Rewrite the rows from the first one through the line with "- intro-after: qui", putting "menu-entry" wherever "menu-item" appears and changing nothing else.

━━ The records

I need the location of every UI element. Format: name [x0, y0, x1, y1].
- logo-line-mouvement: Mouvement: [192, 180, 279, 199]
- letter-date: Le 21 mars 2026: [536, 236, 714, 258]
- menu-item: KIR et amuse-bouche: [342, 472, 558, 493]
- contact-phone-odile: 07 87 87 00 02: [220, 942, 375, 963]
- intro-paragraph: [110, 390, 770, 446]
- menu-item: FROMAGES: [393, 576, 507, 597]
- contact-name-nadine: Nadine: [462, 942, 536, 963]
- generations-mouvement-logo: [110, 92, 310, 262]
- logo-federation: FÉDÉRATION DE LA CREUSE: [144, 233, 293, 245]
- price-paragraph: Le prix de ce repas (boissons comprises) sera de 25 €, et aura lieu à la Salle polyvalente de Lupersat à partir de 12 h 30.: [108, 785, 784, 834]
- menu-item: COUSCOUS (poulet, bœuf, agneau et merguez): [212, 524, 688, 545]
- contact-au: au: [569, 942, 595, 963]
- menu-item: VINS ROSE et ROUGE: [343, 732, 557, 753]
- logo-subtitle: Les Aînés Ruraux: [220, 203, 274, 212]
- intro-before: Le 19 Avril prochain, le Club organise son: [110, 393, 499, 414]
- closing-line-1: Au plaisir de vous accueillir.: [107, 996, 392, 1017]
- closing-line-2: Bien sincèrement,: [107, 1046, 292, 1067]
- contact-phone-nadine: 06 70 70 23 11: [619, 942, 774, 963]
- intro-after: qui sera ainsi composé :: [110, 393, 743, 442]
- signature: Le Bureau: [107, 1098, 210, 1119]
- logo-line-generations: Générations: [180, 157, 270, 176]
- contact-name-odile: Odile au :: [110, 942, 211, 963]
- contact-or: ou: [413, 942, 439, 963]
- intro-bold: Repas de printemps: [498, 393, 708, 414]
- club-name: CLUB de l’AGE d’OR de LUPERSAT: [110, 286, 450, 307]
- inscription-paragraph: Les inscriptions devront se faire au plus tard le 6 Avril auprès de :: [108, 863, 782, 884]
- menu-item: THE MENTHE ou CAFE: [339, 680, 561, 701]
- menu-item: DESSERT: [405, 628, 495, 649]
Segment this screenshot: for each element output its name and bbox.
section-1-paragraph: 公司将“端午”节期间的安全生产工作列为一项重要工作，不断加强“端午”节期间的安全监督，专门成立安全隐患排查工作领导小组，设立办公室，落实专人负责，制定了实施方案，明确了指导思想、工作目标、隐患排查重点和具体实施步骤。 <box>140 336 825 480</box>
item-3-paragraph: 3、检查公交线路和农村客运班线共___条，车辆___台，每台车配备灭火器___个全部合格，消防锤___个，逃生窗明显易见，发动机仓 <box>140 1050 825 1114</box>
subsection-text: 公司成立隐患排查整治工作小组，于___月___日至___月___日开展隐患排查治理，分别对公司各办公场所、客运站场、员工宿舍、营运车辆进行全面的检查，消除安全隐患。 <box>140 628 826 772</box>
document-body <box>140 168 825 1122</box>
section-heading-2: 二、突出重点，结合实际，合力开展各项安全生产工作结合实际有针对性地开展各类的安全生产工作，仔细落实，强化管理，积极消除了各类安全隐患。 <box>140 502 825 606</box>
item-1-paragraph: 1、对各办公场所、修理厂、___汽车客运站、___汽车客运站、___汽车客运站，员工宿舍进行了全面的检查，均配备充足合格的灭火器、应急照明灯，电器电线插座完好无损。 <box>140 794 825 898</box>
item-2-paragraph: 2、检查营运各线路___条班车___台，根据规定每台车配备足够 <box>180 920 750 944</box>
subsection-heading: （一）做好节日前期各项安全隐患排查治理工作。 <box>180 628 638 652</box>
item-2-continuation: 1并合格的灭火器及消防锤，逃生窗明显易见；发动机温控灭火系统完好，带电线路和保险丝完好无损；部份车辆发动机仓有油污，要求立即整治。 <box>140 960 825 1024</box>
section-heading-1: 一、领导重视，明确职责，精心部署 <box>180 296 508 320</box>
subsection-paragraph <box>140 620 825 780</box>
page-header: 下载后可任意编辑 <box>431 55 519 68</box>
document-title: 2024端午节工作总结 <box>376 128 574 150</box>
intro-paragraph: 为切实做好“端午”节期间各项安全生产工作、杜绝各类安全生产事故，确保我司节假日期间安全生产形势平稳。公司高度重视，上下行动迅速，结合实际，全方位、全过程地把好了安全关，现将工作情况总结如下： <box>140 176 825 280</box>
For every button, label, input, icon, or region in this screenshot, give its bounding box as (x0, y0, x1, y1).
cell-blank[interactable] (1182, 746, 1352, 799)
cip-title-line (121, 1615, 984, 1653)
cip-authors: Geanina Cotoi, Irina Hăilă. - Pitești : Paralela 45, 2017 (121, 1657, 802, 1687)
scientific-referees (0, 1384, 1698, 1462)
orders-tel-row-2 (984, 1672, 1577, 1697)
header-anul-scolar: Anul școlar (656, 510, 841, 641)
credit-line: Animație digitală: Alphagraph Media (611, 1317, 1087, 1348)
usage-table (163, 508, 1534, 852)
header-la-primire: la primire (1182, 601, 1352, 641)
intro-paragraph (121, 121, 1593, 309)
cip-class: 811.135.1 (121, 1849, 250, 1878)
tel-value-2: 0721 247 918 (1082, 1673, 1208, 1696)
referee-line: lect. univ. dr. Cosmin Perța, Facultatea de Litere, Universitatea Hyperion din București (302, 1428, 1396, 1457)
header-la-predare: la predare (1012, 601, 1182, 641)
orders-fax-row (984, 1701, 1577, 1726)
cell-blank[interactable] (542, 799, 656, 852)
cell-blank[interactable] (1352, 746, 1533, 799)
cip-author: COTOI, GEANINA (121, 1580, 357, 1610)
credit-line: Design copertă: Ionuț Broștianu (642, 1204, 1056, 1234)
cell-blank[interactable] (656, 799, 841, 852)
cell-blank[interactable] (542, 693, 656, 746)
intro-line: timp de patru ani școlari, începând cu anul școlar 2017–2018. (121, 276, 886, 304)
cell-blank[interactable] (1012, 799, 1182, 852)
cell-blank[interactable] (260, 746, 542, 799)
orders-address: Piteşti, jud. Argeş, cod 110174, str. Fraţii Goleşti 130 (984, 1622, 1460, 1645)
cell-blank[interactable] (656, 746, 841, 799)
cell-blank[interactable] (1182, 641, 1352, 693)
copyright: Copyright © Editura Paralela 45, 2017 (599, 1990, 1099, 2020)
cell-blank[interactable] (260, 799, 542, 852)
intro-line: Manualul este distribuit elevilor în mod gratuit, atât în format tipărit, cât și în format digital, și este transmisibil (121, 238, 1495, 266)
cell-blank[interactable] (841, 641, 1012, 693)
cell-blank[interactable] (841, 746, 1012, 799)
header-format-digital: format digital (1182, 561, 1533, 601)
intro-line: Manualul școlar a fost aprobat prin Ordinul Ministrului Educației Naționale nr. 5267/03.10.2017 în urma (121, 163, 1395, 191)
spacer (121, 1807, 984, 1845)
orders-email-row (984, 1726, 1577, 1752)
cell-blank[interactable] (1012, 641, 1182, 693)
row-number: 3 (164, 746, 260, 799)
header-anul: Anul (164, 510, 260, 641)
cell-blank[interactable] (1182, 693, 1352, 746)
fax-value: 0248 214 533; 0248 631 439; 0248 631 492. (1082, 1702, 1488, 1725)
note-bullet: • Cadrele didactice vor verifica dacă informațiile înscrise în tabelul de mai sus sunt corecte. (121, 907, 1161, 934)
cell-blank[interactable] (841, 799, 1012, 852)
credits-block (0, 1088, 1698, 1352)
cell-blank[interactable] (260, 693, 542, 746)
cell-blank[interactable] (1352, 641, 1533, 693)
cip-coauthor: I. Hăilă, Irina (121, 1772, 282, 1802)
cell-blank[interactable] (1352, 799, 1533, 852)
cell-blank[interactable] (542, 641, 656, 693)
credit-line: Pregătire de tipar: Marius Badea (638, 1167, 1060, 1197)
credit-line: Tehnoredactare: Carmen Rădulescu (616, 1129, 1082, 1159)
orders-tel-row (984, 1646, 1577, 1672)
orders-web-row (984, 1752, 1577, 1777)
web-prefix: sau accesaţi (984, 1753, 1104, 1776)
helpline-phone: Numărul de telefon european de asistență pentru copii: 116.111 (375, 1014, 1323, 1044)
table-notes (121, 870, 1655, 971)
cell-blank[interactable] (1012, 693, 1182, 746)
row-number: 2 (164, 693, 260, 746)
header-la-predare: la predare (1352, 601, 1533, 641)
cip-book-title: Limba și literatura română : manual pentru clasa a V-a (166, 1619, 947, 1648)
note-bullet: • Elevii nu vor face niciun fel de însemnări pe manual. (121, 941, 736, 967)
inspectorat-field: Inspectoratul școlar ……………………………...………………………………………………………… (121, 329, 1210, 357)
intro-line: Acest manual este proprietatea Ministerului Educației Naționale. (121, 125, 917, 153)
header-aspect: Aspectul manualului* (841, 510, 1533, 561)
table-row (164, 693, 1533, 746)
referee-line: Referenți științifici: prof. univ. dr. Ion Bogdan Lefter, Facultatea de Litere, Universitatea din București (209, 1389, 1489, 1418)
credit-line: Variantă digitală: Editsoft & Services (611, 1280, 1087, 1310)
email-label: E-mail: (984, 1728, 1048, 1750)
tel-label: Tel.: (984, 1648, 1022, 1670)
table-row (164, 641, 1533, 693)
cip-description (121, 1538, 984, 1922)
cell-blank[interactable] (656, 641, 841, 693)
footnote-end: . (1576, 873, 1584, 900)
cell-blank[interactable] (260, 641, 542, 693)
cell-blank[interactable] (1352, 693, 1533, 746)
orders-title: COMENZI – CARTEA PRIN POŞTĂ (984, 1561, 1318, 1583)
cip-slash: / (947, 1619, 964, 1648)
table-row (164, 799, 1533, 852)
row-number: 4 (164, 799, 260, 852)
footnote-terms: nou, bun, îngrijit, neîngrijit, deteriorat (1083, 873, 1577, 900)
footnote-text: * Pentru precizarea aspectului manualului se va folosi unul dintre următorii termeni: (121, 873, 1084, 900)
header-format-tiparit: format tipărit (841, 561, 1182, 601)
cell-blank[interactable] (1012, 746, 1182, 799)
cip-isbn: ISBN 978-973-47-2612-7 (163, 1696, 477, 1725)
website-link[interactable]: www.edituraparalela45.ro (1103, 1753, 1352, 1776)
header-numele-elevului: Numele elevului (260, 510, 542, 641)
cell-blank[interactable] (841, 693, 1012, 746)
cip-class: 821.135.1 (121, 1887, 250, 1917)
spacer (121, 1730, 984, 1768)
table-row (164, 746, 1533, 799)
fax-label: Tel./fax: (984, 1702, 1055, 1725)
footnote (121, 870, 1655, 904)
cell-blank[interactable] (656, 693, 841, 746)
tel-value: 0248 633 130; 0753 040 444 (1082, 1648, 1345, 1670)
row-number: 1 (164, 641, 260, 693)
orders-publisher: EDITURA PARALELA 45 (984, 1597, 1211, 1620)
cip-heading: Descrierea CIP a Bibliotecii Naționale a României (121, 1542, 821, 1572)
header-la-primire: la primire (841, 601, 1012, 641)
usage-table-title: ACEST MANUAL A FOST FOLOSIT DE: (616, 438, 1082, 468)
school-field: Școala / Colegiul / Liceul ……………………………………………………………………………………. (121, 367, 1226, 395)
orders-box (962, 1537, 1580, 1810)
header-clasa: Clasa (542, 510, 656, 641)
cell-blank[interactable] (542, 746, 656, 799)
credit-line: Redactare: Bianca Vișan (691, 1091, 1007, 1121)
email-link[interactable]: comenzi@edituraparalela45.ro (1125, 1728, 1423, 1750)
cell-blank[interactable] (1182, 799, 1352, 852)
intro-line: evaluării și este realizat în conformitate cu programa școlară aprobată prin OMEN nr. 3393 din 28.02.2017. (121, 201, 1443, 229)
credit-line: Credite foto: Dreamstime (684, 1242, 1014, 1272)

━━━━

◆ **Worked solution**:
I need the location of every UI element. Format: name [x0, y0, x1, y1].
- logo-line-mouvement: Mouvement: [192, 180, 279, 199]
- letter-date: Le 21 mars 2026: [536, 236, 714, 258]
- menu-entry: KIR et amuse-bouche: [342, 472, 558, 493]
- contact-phone-odile: 07 87 87 00 02: [220, 942, 375, 963]
- intro-paragraph: [110, 390, 770, 446]
- menu-entry: FROMAGES: [393, 576, 507, 597]
- contact-name-nadine: Nadine: [462, 942, 536, 963]
- generations-mouvement-logo: [110, 92, 310, 262]
- logo-federation: FÉDÉRATION DE LA CREUSE: [144, 233, 293, 245]
- price-paragraph: Le prix de ce repas (boissons comprises) sera de 25 €, et aura lieu à la Salle polyvalente de Lupersat à partir de 12 h 30.: [108, 785, 784, 834]
- menu-entry: COUSCOUS (poulet, bœuf, agneau et merguez): [212, 524, 688, 545]
- contact-au: au: [569, 942, 595, 963]
- menu-entry: VINS ROSE et ROUGE: [343, 732, 557, 753]
- logo-subtitle: Les Aînés Ruraux: [220, 203, 274, 212]
- intro-before: Le 19 Avril prochain, le Club organise son: [110, 393, 499, 414]
- closing-line-1: Au plaisir de vous accueillir.: [107, 996, 392, 1017]
- closing-line-2: Bien sincèrement,: [107, 1046, 292, 1067]
- contact-phone-nadine: 06 70 70 23 11: [619, 942, 774, 963]
- intro-after: qui sera ainsi composé :: [110, 393, 743, 442]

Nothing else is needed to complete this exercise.